### GIVEN RECORDS:
>> START

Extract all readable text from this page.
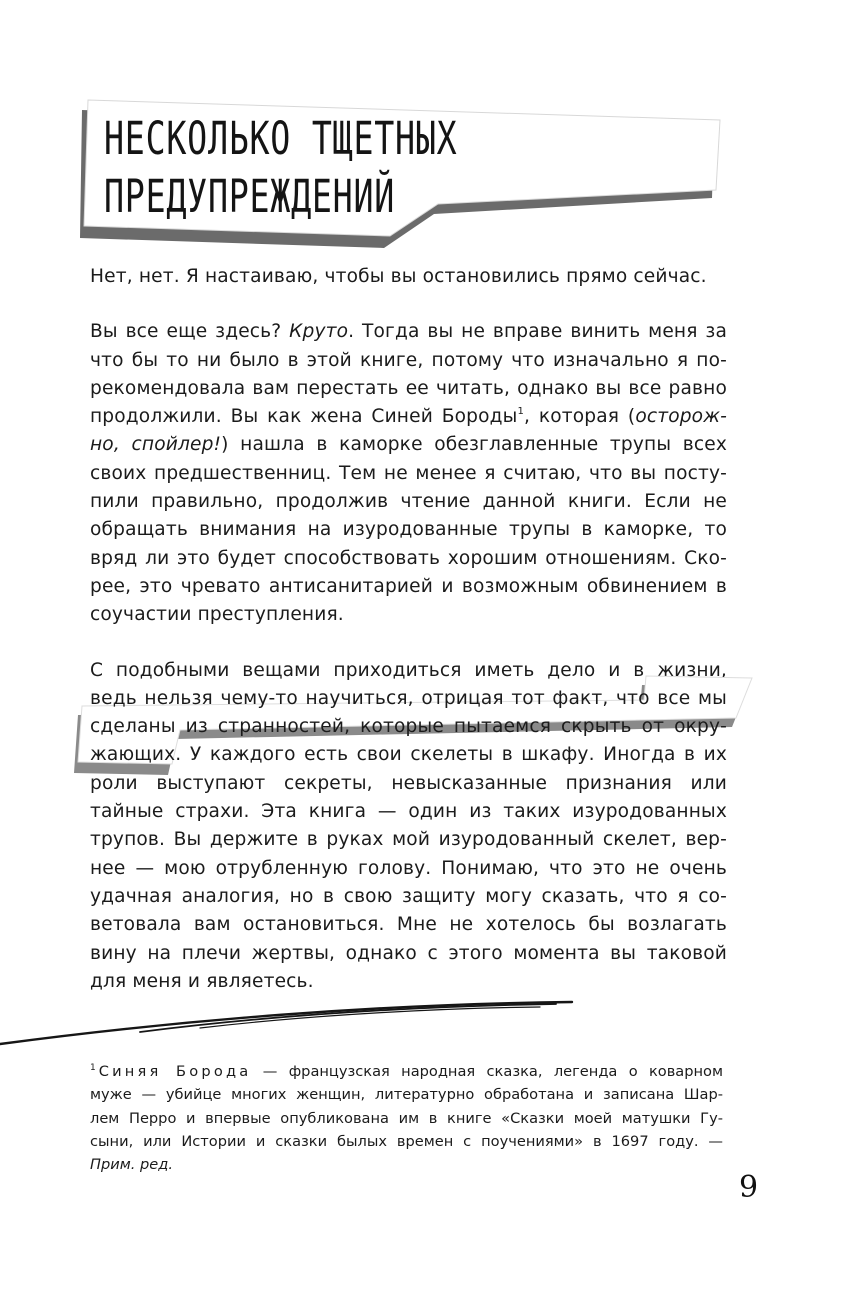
НЕСКОЛЬКО ТЩЕТНЫХ
ПРЕДУПРЕЖДЕНИЙ

Нет, нет. Я настаиваю, чтобы вы остановились прямо сейчас.

Вы все еще здесь? Круто. Тогда вы не вправе винить меня за
что бы то ни было в этой книге, потому что изначально я по-
рекомендовала вам перестать ее читать, однако вы все равно
продолжили. Вы как жена Синей Бороды$^1$, которая (осторож-
но, спойлер!) нашла в каморке обезглавленные трупы всех
своих предшественниц. Тем не менее я считаю, что вы посту-
пили правильно, продолжив чтение данной книги. Если не
обращать внимания на изуродованные трупы в каморке, то
вряд ли это будет способствовать хорошим отношениям. Ско-
рее, это чревато антисанитарией и возможным обвинением в
соучастии преступления.

С подобными вещами приходиться иметь дело и в жизни,
ведь нельзя чему-то научиться, отрицая тот факт, что все мы
сделаны из странностей, которые пытаемся скрыть от окру-
жающих. У каждого есть свои скелеты в шкафу. Иногда в их
роли выступают секреты, невысказанные признания или
тайные страхи. Эта книга — один из таких изуродованных
трупов. Вы держите в руках мой изуродованный скелет, вер-
нее — мою отрубленную голову. Понимаю, что это не очень
удачная аналогия, но в свою защиту могу сказать, что я со-
ветовала вам остановиться. Мне не хотелось бы возлагать
вину на плечи жертвы, однако с этого момента вы таковой
для меня и являетесь.

$^1$ Синяя Борода — французская народная сказка, легенда о коварном
муже — убийце многих женщин, литературно обработана и записана Шар-
лем Перро и впервые опубликована им в книге «Сказки моей матушки Гу-
сыни, или Истории и сказки былых времен с поучениями» в 1697 году. —
Прим. ред.
9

>> END

### BRIEF:
Copy out all lines above that include the string "однако".

### ANSWER TO THIS PROBLEM:
рекомендовала вам перестать ее читать, однако вы все равно
вину на плечи жертвы, однако с этого момента вы таковой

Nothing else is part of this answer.